▶ [EXERCISE DIRECTIONS] Restate the entire listing word for word.

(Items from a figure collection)

-------

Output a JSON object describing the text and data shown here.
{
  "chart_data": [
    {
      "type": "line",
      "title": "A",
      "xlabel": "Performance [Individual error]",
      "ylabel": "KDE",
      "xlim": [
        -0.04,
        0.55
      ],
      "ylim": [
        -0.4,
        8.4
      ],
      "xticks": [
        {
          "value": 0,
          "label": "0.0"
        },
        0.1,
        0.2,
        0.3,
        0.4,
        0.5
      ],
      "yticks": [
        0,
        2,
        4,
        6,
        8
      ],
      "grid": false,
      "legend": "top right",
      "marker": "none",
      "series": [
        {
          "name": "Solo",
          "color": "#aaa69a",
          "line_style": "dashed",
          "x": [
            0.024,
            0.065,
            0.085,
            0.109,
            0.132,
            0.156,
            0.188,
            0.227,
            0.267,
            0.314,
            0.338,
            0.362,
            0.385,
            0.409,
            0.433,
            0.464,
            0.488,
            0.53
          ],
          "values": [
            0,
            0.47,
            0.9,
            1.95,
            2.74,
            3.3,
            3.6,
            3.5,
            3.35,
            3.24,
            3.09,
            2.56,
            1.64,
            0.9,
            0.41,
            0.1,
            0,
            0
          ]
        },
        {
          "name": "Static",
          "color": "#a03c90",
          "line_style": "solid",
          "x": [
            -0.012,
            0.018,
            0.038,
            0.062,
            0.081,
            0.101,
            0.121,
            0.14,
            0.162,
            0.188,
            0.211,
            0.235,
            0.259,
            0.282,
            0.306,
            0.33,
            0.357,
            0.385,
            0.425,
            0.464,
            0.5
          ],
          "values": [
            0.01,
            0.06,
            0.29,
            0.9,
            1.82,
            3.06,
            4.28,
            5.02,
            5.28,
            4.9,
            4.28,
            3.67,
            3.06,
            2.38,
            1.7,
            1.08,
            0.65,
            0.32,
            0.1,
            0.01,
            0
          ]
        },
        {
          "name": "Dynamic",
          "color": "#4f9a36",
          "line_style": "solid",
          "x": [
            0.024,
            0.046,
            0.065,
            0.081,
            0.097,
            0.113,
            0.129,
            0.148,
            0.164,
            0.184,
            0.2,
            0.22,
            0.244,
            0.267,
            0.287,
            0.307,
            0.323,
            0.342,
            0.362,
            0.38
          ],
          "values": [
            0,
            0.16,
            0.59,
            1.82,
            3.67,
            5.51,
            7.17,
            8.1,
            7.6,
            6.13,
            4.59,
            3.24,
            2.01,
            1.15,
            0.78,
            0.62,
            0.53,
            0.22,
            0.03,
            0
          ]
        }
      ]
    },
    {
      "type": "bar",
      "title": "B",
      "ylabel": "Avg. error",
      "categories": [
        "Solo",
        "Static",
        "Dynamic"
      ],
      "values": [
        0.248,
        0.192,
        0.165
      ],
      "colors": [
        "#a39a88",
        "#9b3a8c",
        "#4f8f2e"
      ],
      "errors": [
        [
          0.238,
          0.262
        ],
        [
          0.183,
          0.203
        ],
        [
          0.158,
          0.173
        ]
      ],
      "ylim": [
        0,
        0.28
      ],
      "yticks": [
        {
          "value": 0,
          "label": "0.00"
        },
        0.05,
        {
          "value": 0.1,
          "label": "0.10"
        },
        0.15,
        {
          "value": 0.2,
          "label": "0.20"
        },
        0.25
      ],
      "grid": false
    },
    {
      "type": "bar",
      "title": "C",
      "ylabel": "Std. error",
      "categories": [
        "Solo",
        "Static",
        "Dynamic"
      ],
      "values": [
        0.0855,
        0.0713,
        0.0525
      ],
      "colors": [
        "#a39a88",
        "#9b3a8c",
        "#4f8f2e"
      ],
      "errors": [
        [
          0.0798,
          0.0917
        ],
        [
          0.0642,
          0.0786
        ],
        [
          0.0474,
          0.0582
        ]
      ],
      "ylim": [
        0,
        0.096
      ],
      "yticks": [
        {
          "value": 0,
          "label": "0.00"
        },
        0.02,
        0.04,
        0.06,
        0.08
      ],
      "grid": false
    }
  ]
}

-------

▶ [RESPONSE]
Output a JSON object describing the text and data shown here.
{
  "chart_data": [
    {
      "type": "line",
      "title": "A",
      "xlabel": "Performance [Individual error]",
      "ylabel": "KDE",
      "xlim": [
        -0.04,
        0.55
      ],
      "ylim": [
        -0.4,
        8.4
      ],
      "xticks": [
        {
          "value": 0,
          "label": "0.0"
        },
        0.1,
        0.2,
        0.3,
        0.4,
        0.5
      ],
      "yticks": [
        0,
        2,
        4,
        6,
        8
      ],
      "grid": false,
      "legend": "top right",
      "marker": "none",
      "series": [
        {
          "name": "Solo",
          "color": "#aaa69a",
          "line_style": "dashed",
          "x": [
            0.024,
            0.065,
            0.085,
            0.109,
            0.132,
            0.156,
            0.188,
            0.227,
            0.267,
            0.314,
            0.338,
            0.362,
            0.385,
            0.409,
            0.433,
            0.464,
            0.488,
            0.53
          ],
          "values": [
            0,
            0.47,
            0.9,
            1.95,
            2.74,
            3.3,
            3.6,
            3.5,
            3.35,
            3.24,
            3.09,
            2.56,
            1.64,
            0.9,
            0.41,
            0.1,
            0,
            0
          ]
        },
        {
          "name": "Static",
          "color": "#a03c90",
          "line_style": "solid",
          "x": [
            -0.012,
            0.018,
            0.038,
            0.062,
            0.081,
            0.101,
            0.121,
            0.14,
            0.162,
            0.188,
            0.211,
            0.235,
            0.259,
            0.282,
            0.306,
            0.33,
            0.357,
            0.385,
            0.425,
            0.464,
            0.5
          ],
          "values": [
            0.01,
            0.06,
            0.29,
            0.9,
            1.82,
            3.06,
            4.28,
            5.02,
            5.28,
            4.9,
            4.28,
            3.67,
            3.06,
            2.38,
            1.7,
            1.08,
            0.65,
            0.32,
            0.1,
            0.01,
            0
          ]
        },
        {
          "name": "Dynamic",
          "color": "#4f9a36",
          "line_style": "solid",
          "x": [
            0.024,
            0.046,
            0.065,
            0.081,
            0.097,
            0.113,
            0.129,
            0.148,
            0.164,
            0.184,
            0.2,
            0.22,
            0.244,
            0.267,
            0.287,
            0.307,
            0.323,
            0.342,
            0.362,
            0.38
          ],
          "values": [
            0,
            0.16,
            0.59,
            1.82,
            3.67,
            5.51,
            7.17,
            8.1,
            7.6,
            6.13,
            4.59,
            3.24,
            2.01,
            1.15,
            0.78,
            0.62,
            0.53,
            0.22,
            0.03,
            0
          ]
        }
      ]
    },
    {
      "type": "bar",
      "title": "B",
      "ylabel": "Avg. error",
      "categories": [
        "Solo",
        "Static",
        "Dynamic"
      ],
      "values": [
        0.248,
        0.192,
        0.165
      ],
      "colors": [
        "#a39a88",
        "#9b3a8c",
        "#4f8f2e"
      ],
      "errors": [
        [
          0.238,
          0.262
        ],
        [
          0.183,
          0.203
        ],
        [
          0.158,
          0.173
        ]
      ],
      "ylim": [
        0,
        0.28
      ],
      "yticks": [
        {
          "value": 0,
          "label": "0.00"
        },
        0.05,
        {
          "value": 0.1,
          "label": "0.10"
        },
        0.15,
        {
          "value": 0.2,
          "label": "0.20"
        },
        0.25
      ],
      "grid": false
    },
    {
      "type": "bar",
      "title": "C",
      "ylabel": "Std. error",
      "categories": [
        "Solo",
        "Static",
        "Dynamic"
      ],
      "values": [
        0.0855,
        0.0713,
        0.0525
      ],
      "colors": [
        "#a39a88",
        "#9b3a8c",
        "#4f8f2e"
      ],
      "errors": [
        [
          0.0798,
          0.0917
        ],
        [
          0.0642,
          0.0786
        ],
        [
          0.0474,
          0.0582
        ]
      ],
      "ylim": [
        0,
        0.096
      ],
      "yticks": [
        {
          "value": 0,
          "label": "0.00"
        },
        0.02,
        0.04,
        0.06,
        0.08
      ],
      "grid": false
    }
  ]
}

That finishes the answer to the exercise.